> [Written request] Tally how many lines include "Count". The number is the whole answer.

> [Excerpted records]
····················

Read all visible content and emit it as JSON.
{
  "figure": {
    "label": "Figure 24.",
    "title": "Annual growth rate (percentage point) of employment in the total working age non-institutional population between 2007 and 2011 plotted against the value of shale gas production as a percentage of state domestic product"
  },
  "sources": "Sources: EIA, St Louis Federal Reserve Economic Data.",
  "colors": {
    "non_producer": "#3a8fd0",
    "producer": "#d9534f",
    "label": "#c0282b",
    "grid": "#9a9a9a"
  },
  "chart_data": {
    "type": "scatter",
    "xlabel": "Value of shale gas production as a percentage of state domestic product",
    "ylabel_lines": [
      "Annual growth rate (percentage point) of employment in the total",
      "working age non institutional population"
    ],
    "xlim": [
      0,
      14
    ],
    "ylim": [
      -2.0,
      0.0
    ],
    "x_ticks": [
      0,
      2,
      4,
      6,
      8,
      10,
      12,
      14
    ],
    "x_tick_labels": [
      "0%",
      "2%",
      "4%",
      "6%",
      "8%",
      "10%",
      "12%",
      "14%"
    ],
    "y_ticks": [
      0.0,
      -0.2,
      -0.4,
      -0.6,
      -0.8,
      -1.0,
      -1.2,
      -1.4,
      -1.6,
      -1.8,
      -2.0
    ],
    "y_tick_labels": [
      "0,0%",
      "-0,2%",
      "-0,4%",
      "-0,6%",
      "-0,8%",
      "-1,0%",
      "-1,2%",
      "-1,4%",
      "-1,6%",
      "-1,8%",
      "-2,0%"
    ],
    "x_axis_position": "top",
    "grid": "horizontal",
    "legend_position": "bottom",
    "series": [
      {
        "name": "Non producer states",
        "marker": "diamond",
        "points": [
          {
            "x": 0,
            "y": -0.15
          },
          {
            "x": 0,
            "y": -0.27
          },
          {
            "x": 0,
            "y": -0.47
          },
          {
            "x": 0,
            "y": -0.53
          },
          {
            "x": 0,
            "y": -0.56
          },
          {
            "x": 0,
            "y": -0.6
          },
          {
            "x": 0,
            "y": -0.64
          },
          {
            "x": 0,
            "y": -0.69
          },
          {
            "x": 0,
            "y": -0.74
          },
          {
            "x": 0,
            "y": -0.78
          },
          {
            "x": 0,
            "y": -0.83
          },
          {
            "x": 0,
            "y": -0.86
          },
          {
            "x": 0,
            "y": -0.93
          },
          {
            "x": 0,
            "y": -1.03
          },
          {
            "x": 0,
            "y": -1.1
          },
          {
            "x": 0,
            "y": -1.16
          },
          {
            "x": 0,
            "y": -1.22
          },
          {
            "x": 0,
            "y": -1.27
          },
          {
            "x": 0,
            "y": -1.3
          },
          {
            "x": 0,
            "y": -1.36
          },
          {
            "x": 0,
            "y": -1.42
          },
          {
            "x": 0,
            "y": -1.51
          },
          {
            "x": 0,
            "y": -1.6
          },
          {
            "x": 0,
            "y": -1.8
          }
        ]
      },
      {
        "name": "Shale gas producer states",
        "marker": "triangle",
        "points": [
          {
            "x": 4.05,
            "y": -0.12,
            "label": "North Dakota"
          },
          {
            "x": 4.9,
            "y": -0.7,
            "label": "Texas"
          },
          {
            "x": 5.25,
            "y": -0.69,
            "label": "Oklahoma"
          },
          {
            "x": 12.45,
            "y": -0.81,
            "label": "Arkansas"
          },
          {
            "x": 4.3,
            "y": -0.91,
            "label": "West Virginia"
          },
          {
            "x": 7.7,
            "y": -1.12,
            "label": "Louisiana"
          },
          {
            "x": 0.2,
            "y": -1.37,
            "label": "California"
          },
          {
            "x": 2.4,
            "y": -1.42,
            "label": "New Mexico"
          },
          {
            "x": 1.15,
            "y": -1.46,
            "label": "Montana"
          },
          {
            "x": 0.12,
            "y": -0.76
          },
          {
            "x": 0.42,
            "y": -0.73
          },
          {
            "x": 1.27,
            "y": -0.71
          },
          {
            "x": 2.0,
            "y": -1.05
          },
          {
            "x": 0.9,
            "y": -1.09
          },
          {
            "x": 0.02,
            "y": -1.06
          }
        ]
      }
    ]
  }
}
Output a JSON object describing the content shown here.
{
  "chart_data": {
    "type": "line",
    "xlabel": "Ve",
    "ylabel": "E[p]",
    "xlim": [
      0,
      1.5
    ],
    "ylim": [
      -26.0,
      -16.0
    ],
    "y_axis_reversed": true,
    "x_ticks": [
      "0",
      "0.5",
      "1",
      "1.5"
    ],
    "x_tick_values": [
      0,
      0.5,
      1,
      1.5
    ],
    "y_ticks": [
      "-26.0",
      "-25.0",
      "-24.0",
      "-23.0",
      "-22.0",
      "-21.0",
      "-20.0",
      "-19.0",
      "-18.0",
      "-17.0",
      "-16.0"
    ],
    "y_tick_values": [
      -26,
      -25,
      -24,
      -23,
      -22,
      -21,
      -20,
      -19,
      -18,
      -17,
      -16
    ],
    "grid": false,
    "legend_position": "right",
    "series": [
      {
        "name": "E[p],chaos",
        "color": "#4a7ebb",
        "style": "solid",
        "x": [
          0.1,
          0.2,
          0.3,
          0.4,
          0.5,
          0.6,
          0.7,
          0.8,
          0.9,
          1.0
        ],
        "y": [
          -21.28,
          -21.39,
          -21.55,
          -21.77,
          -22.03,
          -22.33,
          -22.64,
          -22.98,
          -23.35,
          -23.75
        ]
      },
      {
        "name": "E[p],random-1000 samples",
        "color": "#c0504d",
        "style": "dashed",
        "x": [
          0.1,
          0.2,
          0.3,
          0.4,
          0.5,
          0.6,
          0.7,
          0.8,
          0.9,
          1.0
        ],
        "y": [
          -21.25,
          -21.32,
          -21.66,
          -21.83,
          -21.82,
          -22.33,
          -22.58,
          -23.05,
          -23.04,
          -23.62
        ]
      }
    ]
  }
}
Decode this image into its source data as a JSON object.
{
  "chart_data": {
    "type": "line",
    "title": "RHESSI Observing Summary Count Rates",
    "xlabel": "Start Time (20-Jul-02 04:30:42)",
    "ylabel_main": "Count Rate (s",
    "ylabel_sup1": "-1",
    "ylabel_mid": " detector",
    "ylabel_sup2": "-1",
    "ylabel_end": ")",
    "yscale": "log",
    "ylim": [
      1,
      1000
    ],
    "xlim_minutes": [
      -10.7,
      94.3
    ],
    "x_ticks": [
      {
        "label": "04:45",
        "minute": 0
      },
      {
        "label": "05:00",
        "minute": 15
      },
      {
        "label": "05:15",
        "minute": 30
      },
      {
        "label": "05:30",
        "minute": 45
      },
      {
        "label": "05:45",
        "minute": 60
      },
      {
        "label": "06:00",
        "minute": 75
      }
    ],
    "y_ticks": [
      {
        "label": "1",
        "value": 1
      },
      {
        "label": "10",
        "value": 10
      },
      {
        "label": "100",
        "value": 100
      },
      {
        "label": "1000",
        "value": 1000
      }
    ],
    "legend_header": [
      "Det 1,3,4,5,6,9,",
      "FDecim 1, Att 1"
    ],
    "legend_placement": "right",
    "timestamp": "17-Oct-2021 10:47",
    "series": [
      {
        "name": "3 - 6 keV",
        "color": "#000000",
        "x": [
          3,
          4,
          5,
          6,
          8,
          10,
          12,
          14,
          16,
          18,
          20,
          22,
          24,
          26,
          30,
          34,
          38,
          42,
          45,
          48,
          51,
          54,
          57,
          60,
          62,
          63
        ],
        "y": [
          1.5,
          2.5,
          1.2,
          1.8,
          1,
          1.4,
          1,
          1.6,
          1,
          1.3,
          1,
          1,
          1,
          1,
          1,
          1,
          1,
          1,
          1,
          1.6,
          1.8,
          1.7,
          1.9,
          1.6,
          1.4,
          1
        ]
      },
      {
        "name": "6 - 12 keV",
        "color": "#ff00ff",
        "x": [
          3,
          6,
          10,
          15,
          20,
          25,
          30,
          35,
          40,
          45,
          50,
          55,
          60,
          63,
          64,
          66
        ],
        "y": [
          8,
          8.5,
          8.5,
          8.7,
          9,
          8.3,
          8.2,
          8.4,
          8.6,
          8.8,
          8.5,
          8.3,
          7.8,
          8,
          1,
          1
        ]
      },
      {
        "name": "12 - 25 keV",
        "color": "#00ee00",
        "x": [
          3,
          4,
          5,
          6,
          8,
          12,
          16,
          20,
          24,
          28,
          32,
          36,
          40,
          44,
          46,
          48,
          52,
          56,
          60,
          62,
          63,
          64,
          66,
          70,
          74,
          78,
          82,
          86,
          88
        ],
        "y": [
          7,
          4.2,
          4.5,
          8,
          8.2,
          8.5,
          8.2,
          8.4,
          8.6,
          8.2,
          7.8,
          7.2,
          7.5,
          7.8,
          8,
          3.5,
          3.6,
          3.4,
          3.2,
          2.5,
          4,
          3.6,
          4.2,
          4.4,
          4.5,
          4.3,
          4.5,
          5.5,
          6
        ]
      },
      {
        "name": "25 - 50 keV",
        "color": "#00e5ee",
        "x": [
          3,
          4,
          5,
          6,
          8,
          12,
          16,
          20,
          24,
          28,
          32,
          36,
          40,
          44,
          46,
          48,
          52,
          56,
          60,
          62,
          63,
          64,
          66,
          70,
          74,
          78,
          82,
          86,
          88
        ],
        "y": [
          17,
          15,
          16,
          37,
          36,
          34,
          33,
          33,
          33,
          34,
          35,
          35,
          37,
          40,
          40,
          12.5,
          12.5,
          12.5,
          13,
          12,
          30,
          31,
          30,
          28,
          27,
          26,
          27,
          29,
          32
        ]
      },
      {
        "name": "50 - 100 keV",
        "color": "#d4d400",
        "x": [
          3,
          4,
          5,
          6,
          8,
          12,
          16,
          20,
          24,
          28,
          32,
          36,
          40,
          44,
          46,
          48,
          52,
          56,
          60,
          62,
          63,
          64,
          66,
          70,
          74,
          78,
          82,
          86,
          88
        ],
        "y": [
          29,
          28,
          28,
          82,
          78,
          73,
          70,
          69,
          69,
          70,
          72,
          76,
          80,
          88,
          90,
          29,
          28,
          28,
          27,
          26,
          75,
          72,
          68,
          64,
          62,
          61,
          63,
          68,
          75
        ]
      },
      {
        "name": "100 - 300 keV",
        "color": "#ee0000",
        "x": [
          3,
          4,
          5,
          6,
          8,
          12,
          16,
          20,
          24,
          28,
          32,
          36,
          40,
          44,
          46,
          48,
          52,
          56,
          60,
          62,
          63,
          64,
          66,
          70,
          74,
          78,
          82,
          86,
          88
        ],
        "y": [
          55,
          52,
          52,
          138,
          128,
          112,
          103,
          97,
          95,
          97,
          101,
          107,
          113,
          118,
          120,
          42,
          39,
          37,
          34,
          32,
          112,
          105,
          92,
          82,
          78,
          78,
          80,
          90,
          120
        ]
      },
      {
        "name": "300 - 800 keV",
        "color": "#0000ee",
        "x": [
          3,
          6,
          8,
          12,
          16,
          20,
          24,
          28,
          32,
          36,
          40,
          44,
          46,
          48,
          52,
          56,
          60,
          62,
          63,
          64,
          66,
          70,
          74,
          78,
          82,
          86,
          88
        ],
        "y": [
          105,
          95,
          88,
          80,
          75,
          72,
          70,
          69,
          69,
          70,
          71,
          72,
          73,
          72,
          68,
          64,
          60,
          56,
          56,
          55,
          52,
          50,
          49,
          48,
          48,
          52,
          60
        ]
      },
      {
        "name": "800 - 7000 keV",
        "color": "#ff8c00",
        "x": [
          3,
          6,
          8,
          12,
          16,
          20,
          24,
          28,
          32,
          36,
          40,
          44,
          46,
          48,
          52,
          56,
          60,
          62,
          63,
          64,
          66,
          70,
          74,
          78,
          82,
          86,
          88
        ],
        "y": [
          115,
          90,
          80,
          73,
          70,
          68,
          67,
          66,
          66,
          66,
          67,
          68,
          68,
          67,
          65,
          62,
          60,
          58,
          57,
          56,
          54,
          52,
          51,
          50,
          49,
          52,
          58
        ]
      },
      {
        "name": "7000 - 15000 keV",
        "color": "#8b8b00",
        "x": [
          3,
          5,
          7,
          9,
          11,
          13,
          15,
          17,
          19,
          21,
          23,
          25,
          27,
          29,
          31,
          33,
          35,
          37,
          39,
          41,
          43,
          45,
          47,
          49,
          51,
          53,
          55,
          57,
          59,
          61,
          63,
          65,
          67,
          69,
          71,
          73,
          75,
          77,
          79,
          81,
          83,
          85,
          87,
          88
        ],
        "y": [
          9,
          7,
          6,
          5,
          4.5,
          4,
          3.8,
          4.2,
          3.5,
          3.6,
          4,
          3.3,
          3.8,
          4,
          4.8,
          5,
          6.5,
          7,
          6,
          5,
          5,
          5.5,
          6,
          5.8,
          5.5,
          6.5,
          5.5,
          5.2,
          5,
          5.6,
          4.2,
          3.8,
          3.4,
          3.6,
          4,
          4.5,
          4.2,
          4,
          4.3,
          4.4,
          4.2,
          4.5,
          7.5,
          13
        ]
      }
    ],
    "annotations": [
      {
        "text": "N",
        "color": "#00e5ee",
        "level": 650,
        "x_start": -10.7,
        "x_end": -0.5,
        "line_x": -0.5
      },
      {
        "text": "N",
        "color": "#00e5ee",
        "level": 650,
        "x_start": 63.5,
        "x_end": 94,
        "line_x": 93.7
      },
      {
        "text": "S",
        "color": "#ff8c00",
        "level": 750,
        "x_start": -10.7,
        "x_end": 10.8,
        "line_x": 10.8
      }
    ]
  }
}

····················

> [Correct response] 2